— START OF Data to use —

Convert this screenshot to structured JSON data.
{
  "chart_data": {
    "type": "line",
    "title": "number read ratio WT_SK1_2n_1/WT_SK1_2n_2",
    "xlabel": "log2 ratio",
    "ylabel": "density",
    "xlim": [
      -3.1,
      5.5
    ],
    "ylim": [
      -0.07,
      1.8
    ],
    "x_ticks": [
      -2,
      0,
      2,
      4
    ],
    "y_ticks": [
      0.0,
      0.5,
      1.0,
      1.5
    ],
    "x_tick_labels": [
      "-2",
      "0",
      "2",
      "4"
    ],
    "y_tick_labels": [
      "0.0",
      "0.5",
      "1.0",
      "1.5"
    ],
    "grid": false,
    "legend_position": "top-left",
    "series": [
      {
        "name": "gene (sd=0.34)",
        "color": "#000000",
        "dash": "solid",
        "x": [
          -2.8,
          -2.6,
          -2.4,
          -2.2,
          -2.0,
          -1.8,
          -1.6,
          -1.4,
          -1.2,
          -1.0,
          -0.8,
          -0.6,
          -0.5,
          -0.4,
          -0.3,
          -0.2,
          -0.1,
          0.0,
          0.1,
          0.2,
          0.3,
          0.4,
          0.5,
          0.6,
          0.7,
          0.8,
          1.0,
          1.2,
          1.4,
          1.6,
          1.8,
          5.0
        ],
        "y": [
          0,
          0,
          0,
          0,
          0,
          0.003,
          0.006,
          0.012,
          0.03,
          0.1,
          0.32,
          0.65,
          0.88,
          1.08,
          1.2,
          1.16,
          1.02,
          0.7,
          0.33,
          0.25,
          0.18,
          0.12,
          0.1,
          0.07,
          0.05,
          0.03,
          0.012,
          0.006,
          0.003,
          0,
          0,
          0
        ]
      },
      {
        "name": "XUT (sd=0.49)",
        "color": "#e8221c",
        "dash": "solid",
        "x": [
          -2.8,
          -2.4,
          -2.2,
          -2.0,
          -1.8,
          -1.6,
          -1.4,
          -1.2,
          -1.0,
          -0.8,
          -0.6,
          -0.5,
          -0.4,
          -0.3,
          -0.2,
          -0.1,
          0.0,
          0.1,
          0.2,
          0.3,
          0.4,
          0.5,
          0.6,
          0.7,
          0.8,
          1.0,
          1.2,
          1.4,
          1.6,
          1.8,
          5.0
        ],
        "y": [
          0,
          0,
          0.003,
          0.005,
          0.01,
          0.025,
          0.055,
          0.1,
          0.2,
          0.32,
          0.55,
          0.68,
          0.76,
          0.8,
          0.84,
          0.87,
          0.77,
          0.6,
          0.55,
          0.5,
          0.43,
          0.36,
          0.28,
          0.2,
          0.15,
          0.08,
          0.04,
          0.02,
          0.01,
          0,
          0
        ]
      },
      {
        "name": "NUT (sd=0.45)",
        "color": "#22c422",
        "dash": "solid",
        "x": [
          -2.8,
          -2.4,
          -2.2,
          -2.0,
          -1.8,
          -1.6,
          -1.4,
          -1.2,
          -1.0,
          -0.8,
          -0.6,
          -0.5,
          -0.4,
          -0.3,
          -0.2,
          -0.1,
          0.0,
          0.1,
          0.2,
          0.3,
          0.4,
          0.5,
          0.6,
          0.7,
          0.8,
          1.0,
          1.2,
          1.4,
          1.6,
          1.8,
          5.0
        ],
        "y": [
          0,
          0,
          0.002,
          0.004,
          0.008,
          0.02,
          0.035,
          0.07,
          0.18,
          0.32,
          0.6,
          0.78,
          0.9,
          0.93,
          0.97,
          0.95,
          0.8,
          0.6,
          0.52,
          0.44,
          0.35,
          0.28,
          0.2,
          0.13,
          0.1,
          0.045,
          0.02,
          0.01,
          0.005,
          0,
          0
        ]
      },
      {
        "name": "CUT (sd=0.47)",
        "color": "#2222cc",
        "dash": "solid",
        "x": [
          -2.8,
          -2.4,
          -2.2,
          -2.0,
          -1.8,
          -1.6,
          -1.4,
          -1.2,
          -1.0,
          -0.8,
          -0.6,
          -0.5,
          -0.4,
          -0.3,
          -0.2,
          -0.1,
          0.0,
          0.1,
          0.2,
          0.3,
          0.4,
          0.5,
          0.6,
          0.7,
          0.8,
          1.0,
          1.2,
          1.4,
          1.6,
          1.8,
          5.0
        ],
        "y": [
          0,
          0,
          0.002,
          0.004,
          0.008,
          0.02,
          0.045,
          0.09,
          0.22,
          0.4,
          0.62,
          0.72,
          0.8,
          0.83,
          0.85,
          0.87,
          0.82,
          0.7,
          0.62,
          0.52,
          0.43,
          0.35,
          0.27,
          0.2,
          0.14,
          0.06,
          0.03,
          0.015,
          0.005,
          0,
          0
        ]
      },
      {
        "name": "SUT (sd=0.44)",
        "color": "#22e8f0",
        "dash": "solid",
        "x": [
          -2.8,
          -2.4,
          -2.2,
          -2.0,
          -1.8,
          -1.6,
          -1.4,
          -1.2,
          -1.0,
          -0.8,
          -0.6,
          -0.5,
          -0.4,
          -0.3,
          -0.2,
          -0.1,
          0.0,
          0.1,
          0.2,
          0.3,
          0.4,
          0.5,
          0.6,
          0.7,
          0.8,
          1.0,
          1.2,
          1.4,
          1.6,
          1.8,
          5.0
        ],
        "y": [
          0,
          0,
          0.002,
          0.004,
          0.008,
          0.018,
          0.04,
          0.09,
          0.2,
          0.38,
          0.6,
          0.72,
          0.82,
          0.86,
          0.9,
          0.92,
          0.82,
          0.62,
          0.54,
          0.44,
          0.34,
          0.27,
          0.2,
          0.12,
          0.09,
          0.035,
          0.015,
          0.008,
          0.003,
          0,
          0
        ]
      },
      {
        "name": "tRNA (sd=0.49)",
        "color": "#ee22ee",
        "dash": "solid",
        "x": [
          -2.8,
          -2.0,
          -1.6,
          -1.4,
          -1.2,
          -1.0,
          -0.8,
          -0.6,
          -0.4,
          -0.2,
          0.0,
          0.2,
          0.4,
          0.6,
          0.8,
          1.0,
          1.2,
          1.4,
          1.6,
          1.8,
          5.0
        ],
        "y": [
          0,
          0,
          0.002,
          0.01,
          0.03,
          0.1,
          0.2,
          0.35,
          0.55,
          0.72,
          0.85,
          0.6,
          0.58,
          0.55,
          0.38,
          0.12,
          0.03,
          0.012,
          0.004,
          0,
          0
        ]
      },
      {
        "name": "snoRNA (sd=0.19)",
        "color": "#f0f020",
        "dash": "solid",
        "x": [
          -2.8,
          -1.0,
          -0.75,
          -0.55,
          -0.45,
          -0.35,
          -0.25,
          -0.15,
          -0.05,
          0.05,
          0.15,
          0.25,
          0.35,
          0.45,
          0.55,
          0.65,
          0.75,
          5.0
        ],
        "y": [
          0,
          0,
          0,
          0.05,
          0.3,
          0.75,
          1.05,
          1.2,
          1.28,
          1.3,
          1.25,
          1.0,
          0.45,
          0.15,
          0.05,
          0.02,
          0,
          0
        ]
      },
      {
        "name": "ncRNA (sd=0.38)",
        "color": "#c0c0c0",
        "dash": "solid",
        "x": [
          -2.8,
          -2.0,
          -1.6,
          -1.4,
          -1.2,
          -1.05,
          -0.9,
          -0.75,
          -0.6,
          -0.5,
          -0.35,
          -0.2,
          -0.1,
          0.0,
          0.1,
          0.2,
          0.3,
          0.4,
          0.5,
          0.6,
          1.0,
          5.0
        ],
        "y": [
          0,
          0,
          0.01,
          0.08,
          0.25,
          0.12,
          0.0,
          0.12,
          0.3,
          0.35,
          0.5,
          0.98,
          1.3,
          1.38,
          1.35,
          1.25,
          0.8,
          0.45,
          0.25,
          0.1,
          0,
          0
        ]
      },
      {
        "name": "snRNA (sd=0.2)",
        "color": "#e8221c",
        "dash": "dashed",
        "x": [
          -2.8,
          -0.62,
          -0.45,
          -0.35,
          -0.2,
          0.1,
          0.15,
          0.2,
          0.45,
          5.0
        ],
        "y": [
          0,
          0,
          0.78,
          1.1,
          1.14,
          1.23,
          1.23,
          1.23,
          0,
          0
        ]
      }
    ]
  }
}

— END OF Data to use —

--- Requirement ---
Each line of the material that holds the string "color" counts once; give the total alone.

--- Expected answer ---
9